── Information given

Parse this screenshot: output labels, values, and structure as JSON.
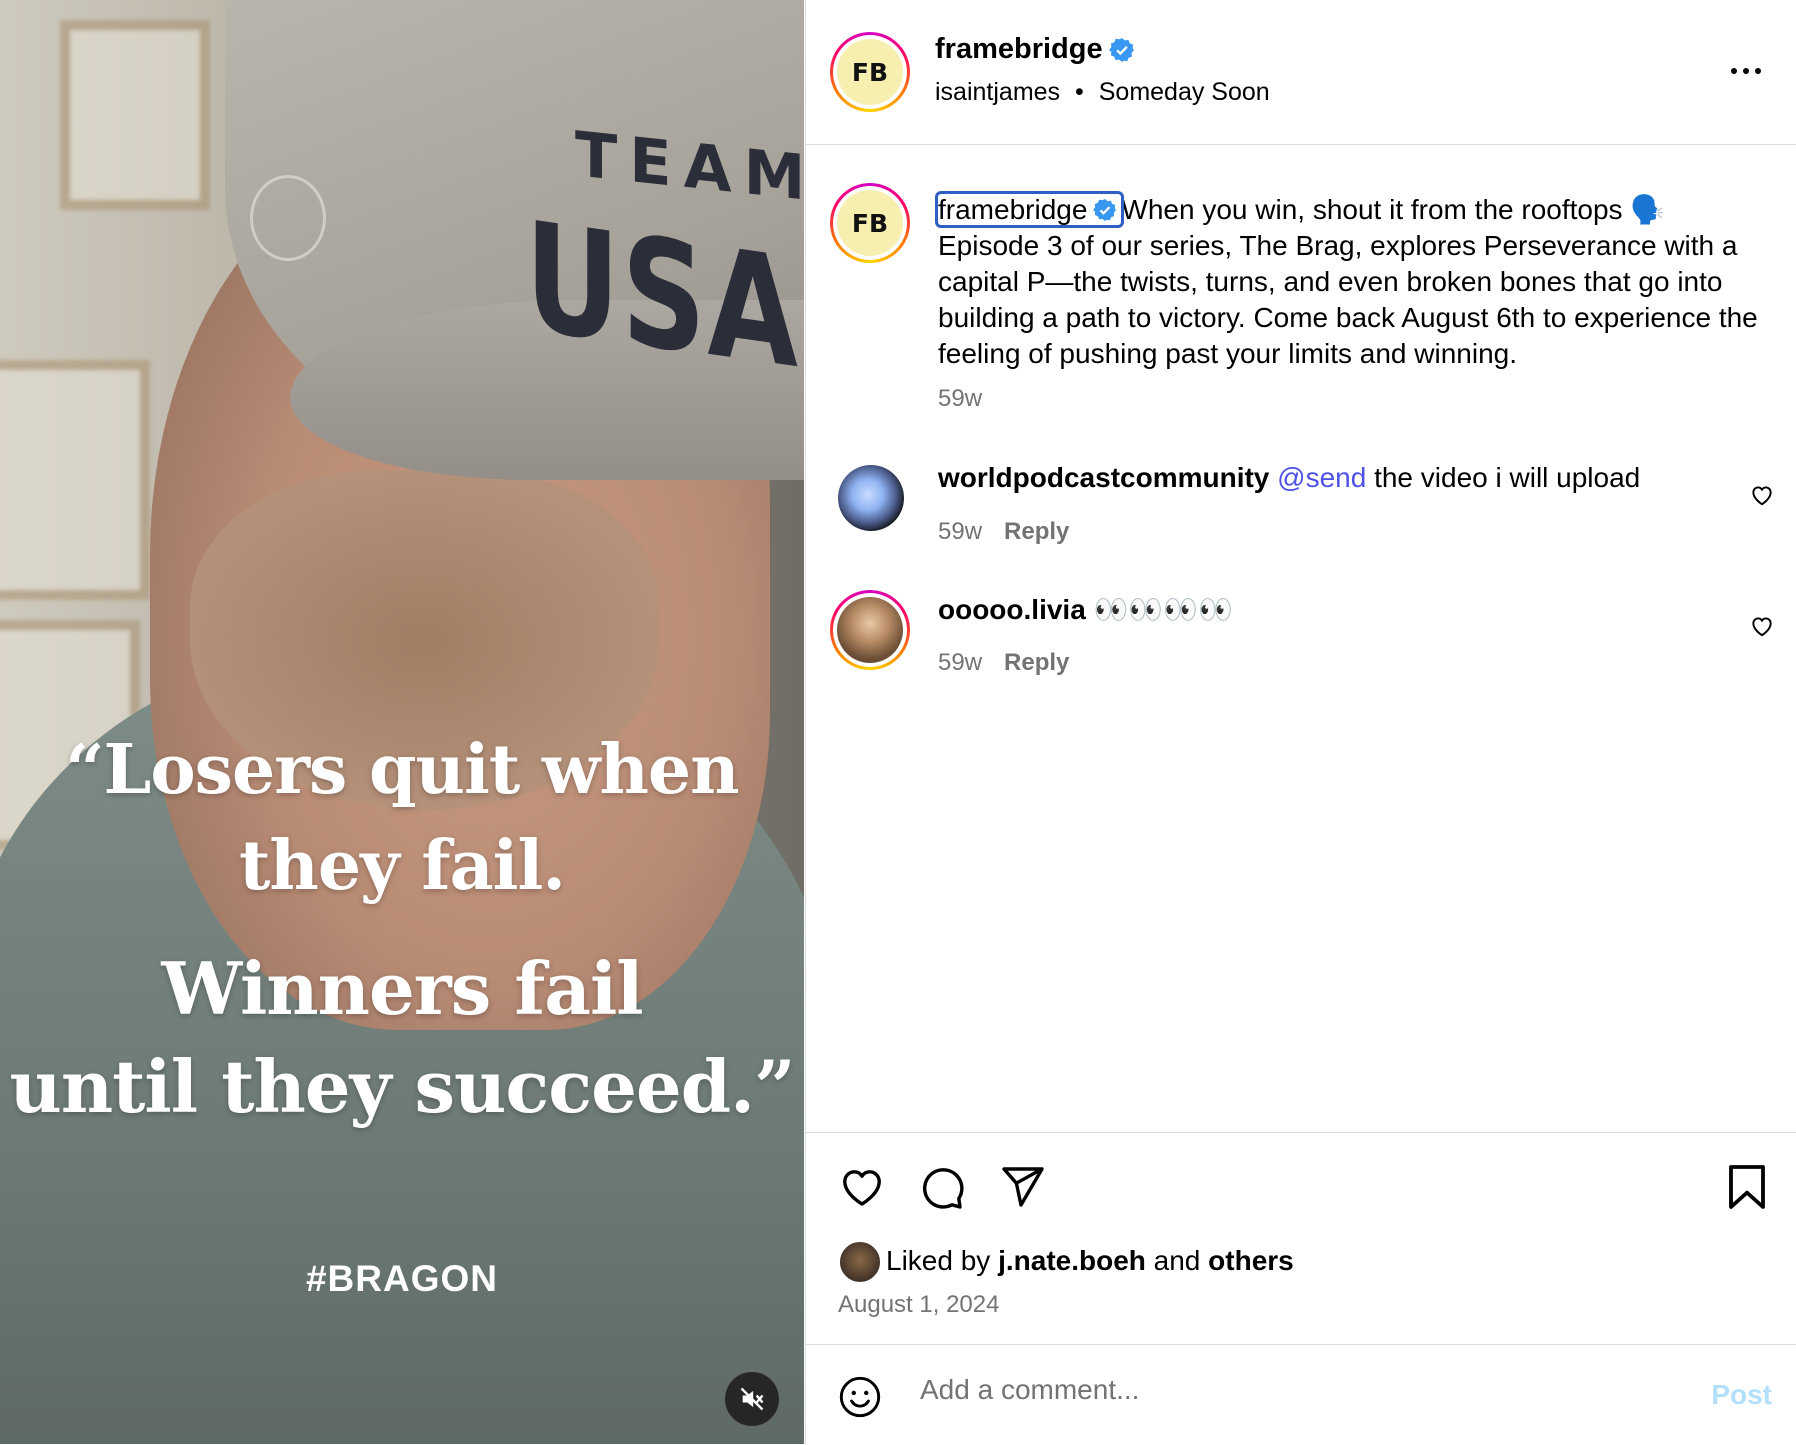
{
  "media": {
    "cap_text_top": "TEAM",
    "cap_text_bottom": "USA",
    "quote_line1": "“Losers quit when",
    "quote_line2": "they fail.",
    "quote_line3": "Winners fail",
    "quote_line4": "until they succeed.”",
    "hashtag": "#BRAGON",
    "mute_icon": "muted-speaker-icon"
  },
  "header": {
    "avatar_text": "FB",
    "username": "framebridge",
    "verified": true,
    "collaborator": "isaintjames",
    "separator": "•",
    "audio": "Someday Soon"
  },
  "caption": {
    "username": "framebridge",
    "text_line1": "When you win, shout it from the rooftops 🗣️",
    "text_rest": "Episode 3 of our series, The Brag, explores Perseverance with a capital P—the twists, turns, and even broken bones that go into building a path to victory. Come back August 6th to experience the feeling of pushing past your limits and winning.",
    "time": "59w"
  },
  "comments": [
    {
      "username": "worldpodcastcommunity",
      "mention": "@send",
      "text": "the video i will upload",
      "time": "59w",
      "reply_label": "Reply"
    },
    {
      "username": "ooooo.livia",
      "mention": "",
      "text": "👀👀👀👀",
      "time": "59w",
      "reply_label": "Reply"
    }
  ],
  "actions": {
    "liked_prefix": "Liked by",
    "liked_user": "j.nate.boeh",
    "liked_and": "and",
    "liked_others": "others",
    "date": "August 1, 2024"
  },
  "comment_box": {
    "placeholder": "Add a comment...",
    "post_label": "Post"
  },
  "colors": {
    "verified": "#3897f0",
    "mention": "#4f52e6",
    "post_disabled": "#b2dffc",
    "muted_text": "#737373"
  }
}
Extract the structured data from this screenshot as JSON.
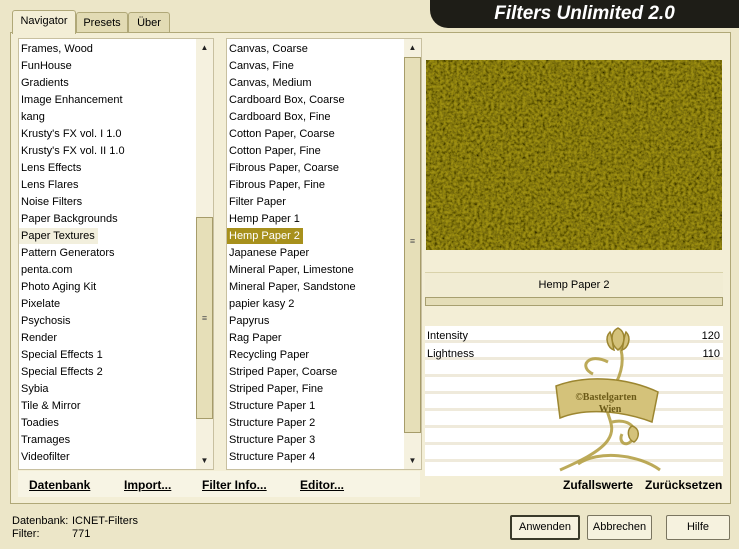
{
  "title": "Filters Unlimited 2.0",
  "tabs": [
    "Navigator",
    "Presets",
    "Über"
  ],
  "categories": [
    "Frames, Wood",
    "FunHouse",
    "Gradients",
    "Image Enhancement",
    "kang",
    "Krusty's FX vol. I 1.0",
    "Krusty's FX vol. II 1.0",
    "Lens Effects",
    "Lens Flares",
    "Noise Filters",
    "Paper Backgrounds",
    "Paper Textures",
    "Pattern Generators",
    "penta.com",
    "Photo Aging Kit",
    "Pixelate",
    "Psychosis",
    "Render",
    "Special Effects 1",
    "Special Effects 2",
    "Sybia",
    "Tile & Mirror",
    "Toadies",
    "Tramages",
    "Videofilter"
  ],
  "selected_category": "Paper Textures",
  "filters": [
    "Canvas, Coarse",
    "Canvas, Fine",
    "Canvas, Medium",
    "Cardboard Box, Coarse",
    "Cardboard Box, Fine",
    "Cotton Paper, Coarse",
    "Cotton Paper, Fine",
    "Fibrous Paper, Coarse",
    "Fibrous Paper, Fine",
    "Filter Paper",
    "Hemp Paper 1",
    "Hemp Paper 2",
    "Japanese Paper",
    "Mineral Paper, Limestone",
    "Mineral Paper, Sandstone",
    "papier kasy 2",
    "Papyrus",
    "Rag Paper",
    "Recycling Paper",
    "Striped Paper, Coarse",
    "Striped Paper, Fine",
    "Structure Paper 1",
    "Structure Paper 2",
    "Structure Paper 3",
    "Structure Paper 4"
  ],
  "selected_filter": "Hemp Paper 2",
  "preview_color": "#9d8f12",
  "filter_name": "Hemp Paper 2",
  "params": [
    {
      "label": "Intensity",
      "value": "120"
    },
    {
      "label": "Lightness",
      "value": "110"
    }
  ],
  "watermark": "©Bastelgarten Wien",
  "bottom_buttons": {
    "datenbank": "Datenbank",
    "import": "Import...",
    "filter_info": "Filter Info...",
    "editor": "Editor...",
    "zufallswerte": "Zufallswerte",
    "zuruecksetzen": "Zurücksetzen"
  },
  "status": {
    "datenbank_label": "Datenbank:",
    "datenbank_value": "ICNET-Filters",
    "filter_label": "Filter:",
    "filter_value": "771"
  },
  "dialog_buttons": {
    "apply": "Anwenden",
    "cancel": "Abbrechen",
    "help": "Hilfe"
  }
}
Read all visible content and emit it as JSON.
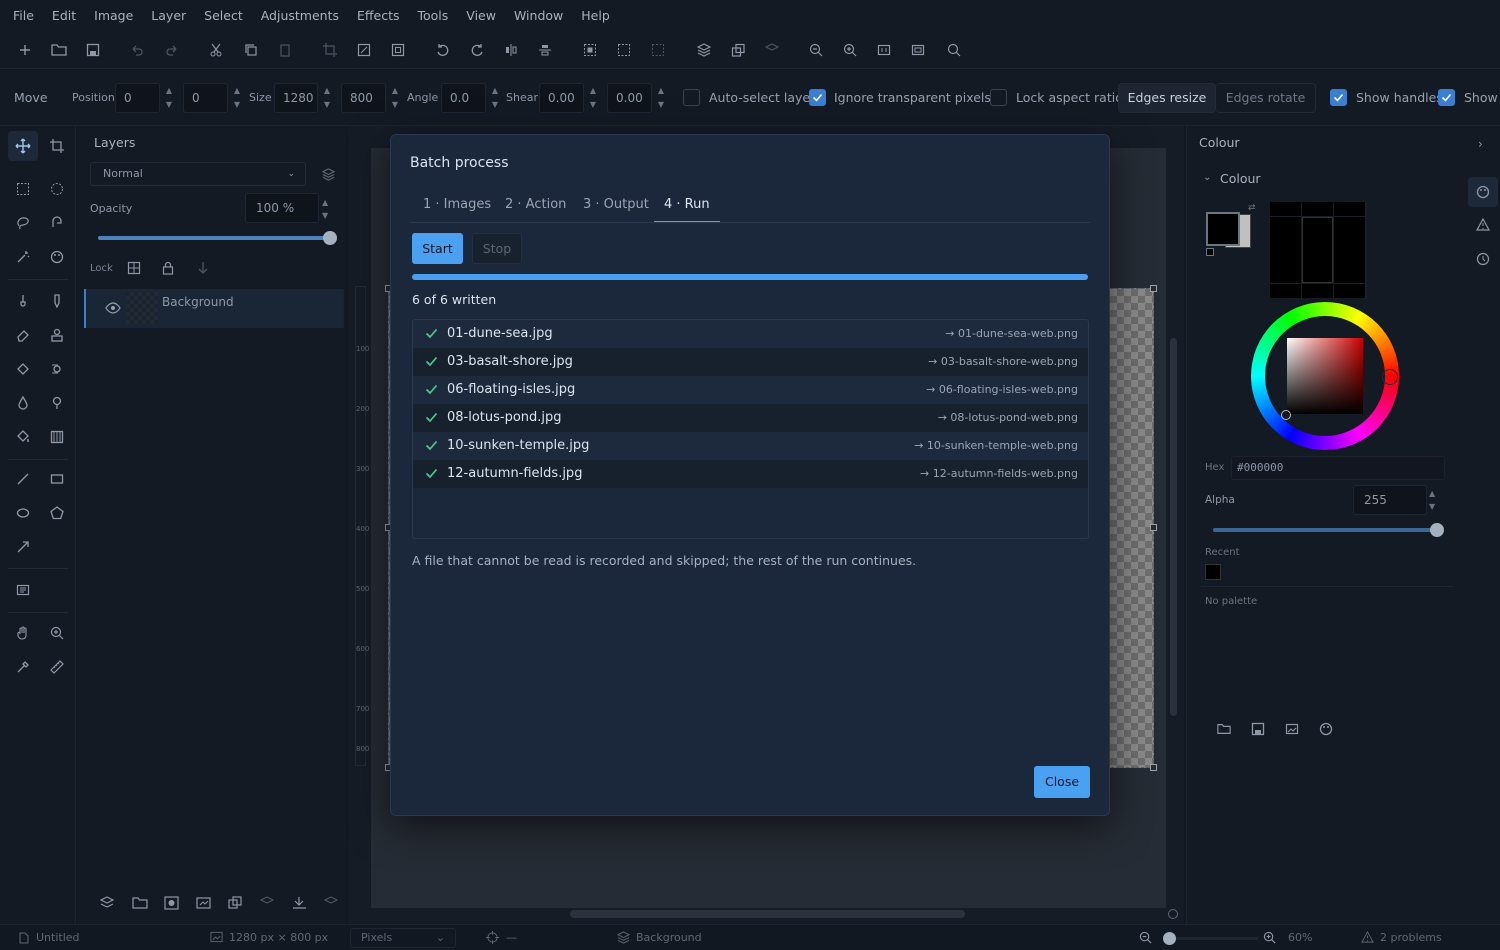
{
  "menu": [
    "File",
    "Edit",
    "Image",
    "Layer",
    "Select",
    "Adjustments",
    "Effects",
    "Tools",
    "View",
    "Window",
    "Help"
  ],
  "options": {
    "tool_name": "Move",
    "position_label": "Position",
    "pos_x": "0",
    "pos_y": "0",
    "size_label": "Size",
    "size_w": "1280",
    "size_h": "800",
    "angle_label": "Angle",
    "angle": "0.0",
    "shear_label": "Shear",
    "shear_x": "0.00",
    "shear_y": "0.00",
    "auto_select": "Auto-select layer",
    "ignore_transparent": "Ignore transparent pixels",
    "lock_aspect": "Lock aspect ratio",
    "edges_resize": "Edges resize",
    "edges_rotate": "Edges rotate",
    "show_handles": "Show handles",
    "show_extra": "Show"
  },
  "layers": {
    "title": "Layers",
    "blend_mode": "Normal",
    "opacity_label": "Opacity",
    "opacity_value": "100 %",
    "opacity": 1.0,
    "lock_label": "Lock",
    "items": [
      {
        "name": "Background"
      }
    ]
  },
  "ruler": [
    "100",
    "200",
    "300",
    "400",
    "500",
    "600",
    "700",
    "800"
  ],
  "colour": {
    "header": "Colour",
    "section": "Colour",
    "hex_label": "Hex",
    "hex_value": "#000000",
    "alpha_label": "Alpha",
    "alpha_value": "255",
    "recent_label": "Recent",
    "palette_label": "No palette",
    "primary": "#000000",
    "secondary": "#c0c0c0"
  },
  "dialog": {
    "title": "Batch process",
    "tabs": [
      "1 · Images",
      "2 · Action",
      "3 · Output",
      "4 · Run"
    ],
    "active_tab": 3,
    "start_label": "Start",
    "stop_label": "Stop",
    "progress": 1.0,
    "status": "6 of 6 written",
    "files": [
      {
        "name": "01-dune-sea.jpg",
        "output": "→ 01-dune-sea-web.png"
      },
      {
        "name": "03-basalt-shore.jpg",
        "output": "→ 03-basalt-shore-web.png"
      },
      {
        "name": "06-floating-isles.jpg",
        "output": "→ 06-floating-isles-web.png"
      },
      {
        "name": "08-lotus-pond.jpg",
        "output": "→ 08-lotus-pond-web.png"
      },
      {
        "name": "10-sunken-temple.jpg",
        "output": "→ 10-sunken-temple-web.png"
      },
      {
        "name": "12-autumn-fields.jpg",
        "output": "→ 12-autumn-fields-web.png"
      }
    ],
    "note": "A file that cannot be read is recorded and skipped; the rest of the run continues.",
    "close_label": "Close",
    "accent": "#4aa1f2"
  },
  "status": {
    "document": "Untitled",
    "dimensions": "1280 px × 800 px",
    "units": "Pixels",
    "cursor": "—",
    "layer": "Background",
    "zoom": "60%",
    "problems": "2 problems"
  }
}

────

◆ **What the exercise asks**: Using the material above, report each line where "sunken" occurs.

◆ **Problem solution**:
        "name": "10-sunken-temple.jpg",
        "output": "→ 10-sunken-temple-web.png"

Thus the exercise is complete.